>> start
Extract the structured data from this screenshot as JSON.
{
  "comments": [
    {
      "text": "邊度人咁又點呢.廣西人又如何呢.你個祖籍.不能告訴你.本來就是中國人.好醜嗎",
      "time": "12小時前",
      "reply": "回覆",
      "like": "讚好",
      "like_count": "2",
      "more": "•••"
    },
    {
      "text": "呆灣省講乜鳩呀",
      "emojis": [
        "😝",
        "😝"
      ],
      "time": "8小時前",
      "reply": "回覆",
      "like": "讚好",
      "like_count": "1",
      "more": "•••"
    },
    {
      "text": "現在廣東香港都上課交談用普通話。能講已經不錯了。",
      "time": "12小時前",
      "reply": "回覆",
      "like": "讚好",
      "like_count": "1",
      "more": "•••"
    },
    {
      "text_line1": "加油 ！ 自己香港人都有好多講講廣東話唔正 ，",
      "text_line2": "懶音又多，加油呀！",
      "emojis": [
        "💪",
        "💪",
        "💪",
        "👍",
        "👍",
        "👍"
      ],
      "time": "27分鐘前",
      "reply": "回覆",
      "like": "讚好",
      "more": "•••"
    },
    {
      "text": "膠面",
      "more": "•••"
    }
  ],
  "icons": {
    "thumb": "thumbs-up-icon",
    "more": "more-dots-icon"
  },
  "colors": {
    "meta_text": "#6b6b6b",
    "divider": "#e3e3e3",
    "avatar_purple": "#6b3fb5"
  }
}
>> end
[SET PROBLEM] Take the lines above and retype all of them exactly.

[SOLUTION]
Extract the structured data from this screenshot as JSON.
{
  "comments": [
    {
      "text": "邊度人咁又點呢.廣西人又如何呢.你個祖籍.不能告訴你.本來就是中國人.好醜嗎",
      "time": "12小時前",
      "reply": "回覆",
      "like": "讚好",
      "like_count": "2",
      "more": "•••"
    },
    {
      "text": "呆灣省講乜鳩呀",
      "emojis": [
        "😝",
        "😝"
      ],
      "time": "8小時前",
      "reply": "回覆",
      "like": "讚好",
      "like_count": "1",
      "more": "•••"
    },
    {
      "text": "現在廣東香港都上課交談用普通話。能講已經不錯了。",
      "time": "12小時前",
      "reply": "回覆",
      "like": "讚好",
      "like_count": "1",
      "more": "•••"
    },
    {
      "text_line1": "加油 ！ 自己香港人都有好多講講廣東話唔正 ，",
      "text_line2": "懶音又多，加油呀！",
      "emojis": [
        "💪",
        "💪",
        "💪",
        "👍",
        "👍",
        "👍"
      ],
      "time": "27分鐘前",
      "reply": "回覆",
      "like": "讚好",
      "more": "•••"
    },
    {
      "text": "膠面",
      "more": "•••"
    }
  ],
  "icons": {
    "thumb": "thumbs-up-icon",
    "more": "more-dots-icon"
  },
  "colors": {
    "meta_text": "#6b6b6b",
    "divider": "#e3e3e3",
    "avatar_purple": "#6b3fb5"
  }
}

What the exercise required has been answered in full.